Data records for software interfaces
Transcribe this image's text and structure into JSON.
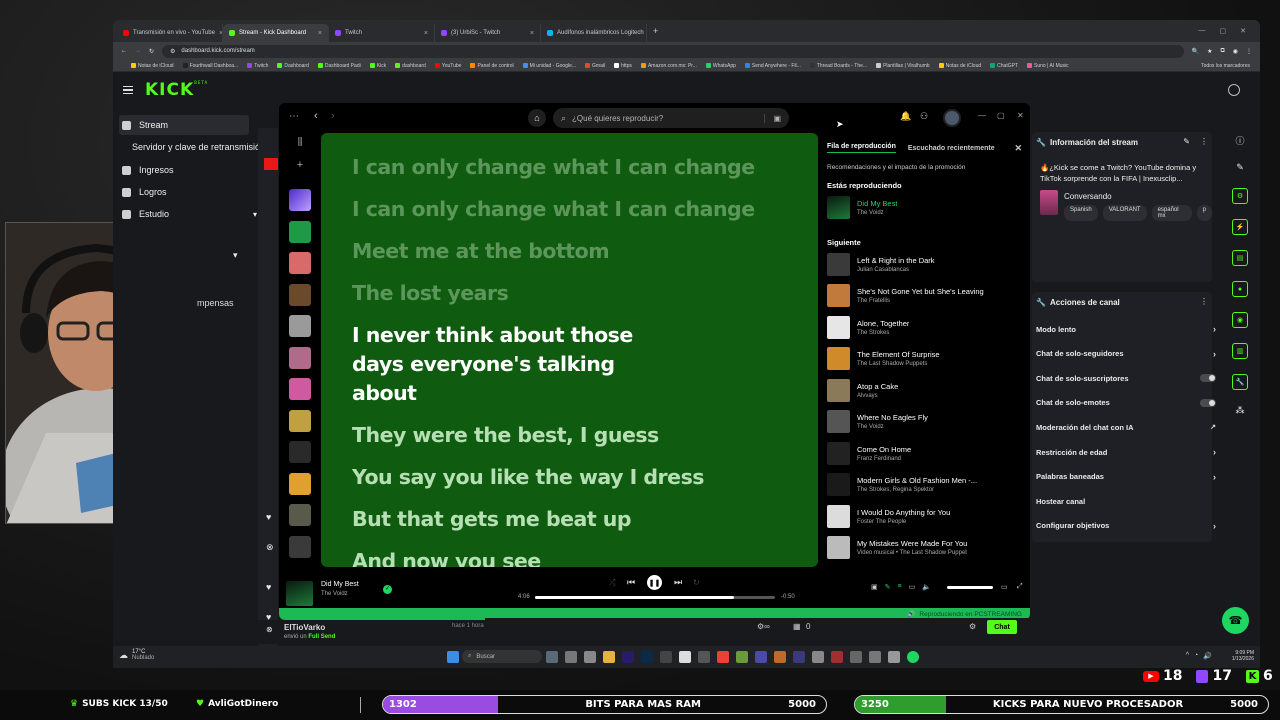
{
  "browser": {
    "tabs": [
      {
        "label": "Transmisión en vivo - YouTube",
        "color": "#ff0000"
      },
      {
        "label": "Stream - Kick Dashboard",
        "color": "#53fc18"
      },
      {
        "label": "Twitch",
        "color": "#9146ff"
      },
      {
        "label": "(3) UrbiSc - Twitch",
        "color": "#9146ff"
      },
      {
        "label": "Audífonos inalámbricos Logitech",
        "color": "#00b8fc"
      }
    ],
    "url": "dashboard.kick.com/stream",
    "bookmarks": [
      "Notas de iCloud",
      "Fourthwall Dashboa...",
      "Twitch",
      "Dashboard",
      "Dashboard Padi",
      "Kick",
      "dashboard",
      "YouTube",
      "Panel de control",
      "Mi unidad - Google...",
      "Gmail",
      "https",
      "Amazon.com.mx: Pr...",
      "WhatsApp",
      "Send Anywhere - Fil...",
      "Thread Boards - The...",
      "Plantillas | Viralhumb",
      "Notas de iCloud",
      "ChatGPT",
      "Suno | AI Music"
    ],
    "bookmarks_all": "Todos los marcadores"
  },
  "kick": {
    "logo": "KICK",
    "logo_sup": "BETA",
    "nav": [
      {
        "label": "Stream",
        "icon": "stream-icon",
        "selected": true
      },
      {
        "label": "Servidor y clave de retransmisión",
        "icon": "",
        "selected": false
      },
      {
        "label": "Ingresos",
        "icon": "revenue-icon",
        "selected": false
      },
      {
        "label": "Logros",
        "icon": "trophy-icon",
        "selected": false
      },
      {
        "label": "Estudio",
        "icon": "studio-icon",
        "selected": false
      }
    ],
    "nav_extra": "mpensas",
    "stream_info": {
      "title": "Información del stream",
      "stream_title": "🔥¿Kick se come a Twitch? YouTube domina y TikTok sorprende con la FIFA | Inexusclip...",
      "category": "Conversando",
      "tags": [
        "Spanish",
        "VALORANT",
        "español mx",
        "p"
      ]
    },
    "channel_actions": {
      "title": "Acciones de canal",
      "items": [
        {
          "label": "Modo lento",
          "kind": "chevron"
        },
        {
          "label": "Chat de solo-seguidores",
          "kind": "chevron"
        },
        {
          "label": "Chat de solo-suscriptores",
          "kind": "toggle"
        },
        {
          "label": "Chat de solo-emotes",
          "kind": "toggle"
        },
        {
          "label": "Moderación del chat con IA",
          "kind": "external"
        },
        {
          "label": "Restricción de edad",
          "kind": "chevron"
        },
        {
          "label": "Palabras baneadas",
          "kind": "chevron"
        },
        {
          "label": "Hostear canal",
          "kind": "none"
        },
        {
          "label": "Configurar objetivos",
          "kind": "chevron"
        }
      ]
    },
    "chat": {
      "user": "ElTioVarko",
      "time": "hace 1 hora",
      "note_prefix": "envió un",
      "note_item": "Full Send",
      "count": "0",
      "send_label": "Chat"
    }
  },
  "spotify": {
    "search_placeholder": "¿Qué quieres reproducir?",
    "lyrics": [
      {
        "text": "I can only change what I can change",
        "state": "past"
      },
      {
        "text": "I can only change what I can change",
        "state": "past"
      },
      {
        "text": "Meet me at the bottom",
        "state": "past"
      },
      {
        "text": "The lost years",
        "state": "past"
      },
      {
        "text": "I never think about those days everyone's talking about",
        "state": "cur"
      },
      {
        "text": "They were the best, I guess",
        "state": "fut"
      },
      {
        "text": "You say you like the way I dress",
        "state": "fut"
      },
      {
        "text": "But that gets me beat up",
        "state": "fut"
      },
      {
        "text": "And now you see",
        "state": "fut"
      }
    ],
    "queue": {
      "tab_queue": "Fila de reproducción",
      "tab_recent": "Escuchado recientemente",
      "subtitle": "Recomendaciones y el impacto de la promoción",
      "now_playing_label": "Estás reproduciendo",
      "now_playing": {
        "title": "Did My Best",
        "artist": "The Voidz"
      },
      "next_label": "Siguiente",
      "next": [
        {
          "title": "Left & Right in the Dark",
          "artist": "Julian Casablancas",
          "color": "#3a3a3a"
        },
        {
          "title": "She's Not Gone Yet but She's Leaving",
          "artist": "The Fratellis",
          "color": "#c27a3c"
        },
        {
          "title": "Alone, Together",
          "artist": "The Strokes",
          "color": "#e6e6e6"
        },
        {
          "title": "The Element Of Surprise",
          "artist": "The Last Shadow Puppets",
          "color": "#d08a2a"
        },
        {
          "title": "Atop a Cake",
          "artist": "Alvvays",
          "color": "#8a7a5a"
        },
        {
          "title": "Where No Eagles Fly",
          "artist": "The Voidz",
          "color": "#555555"
        },
        {
          "title": "Come On Home",
          "artist": "Franz Ferdinand",
          "color": "#222222"
        },
        {
          "title": "Modern Girls & Old Fashion Men -...",
          "artist": "The Strokes, Regina Spektor",
          "color": "#1a1a1a"
        },
        {
          "title": "I Would Do Anything for You",
          "artist": "Foster The People",
          "color": "#dcdcdc"
        },
        {
          "title": "My Mistakes Were Made For You",
          "artist": "Video musical • The Last Shadow Puppet",
          "color": "#bbbbbb"
        }
      ]
    },
    "player": {
      "title": "Did My Best",
      "artist": "The Voidz",
      "elapsed": "4:06",
      "remaining": "-0:50",
      "progress": 0.83,
      "device": "Reproduciendo en PCSTREAMING"
    }
  },
  "taskbar": {
    "weather_temp": "17°C",
    "weather_desc": "Nublado",
    "search": "Buscar",
    "time": "9:09 PM",
    "date": "1/13/2026"
  },
  "overlay": {
    "subs": "SUBS KICK 13/50",
    "donation": "AvliGotDinero",
    "bits_current": "1302",
    "bits_label": "BITS PARA MAS RAM",
    "bits_goal": "5000",
    "bits_progress": 0.26,
    "kicks_current": "3250",
    "kicks_label": "KICKS PARA NUEVO PROCESADOR",
    "kicks_goal": "5000",
    "kicks_progress": 0.22,
    "youtube_viewers": "18",
    "twitch_viewers": "17",
    "kick_viewers": "6"
  }
}
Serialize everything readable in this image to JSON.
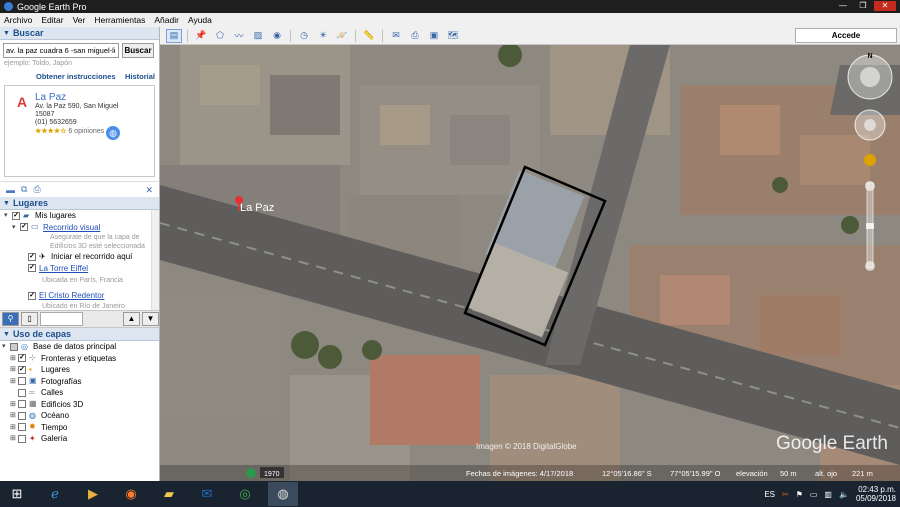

Task goal:
Which lines above contain "Voidz"? Show each of them.

Answer below:
        "artist": "The Voidz"
          "artist": "The Voidz",
      "artist": "The Voidz",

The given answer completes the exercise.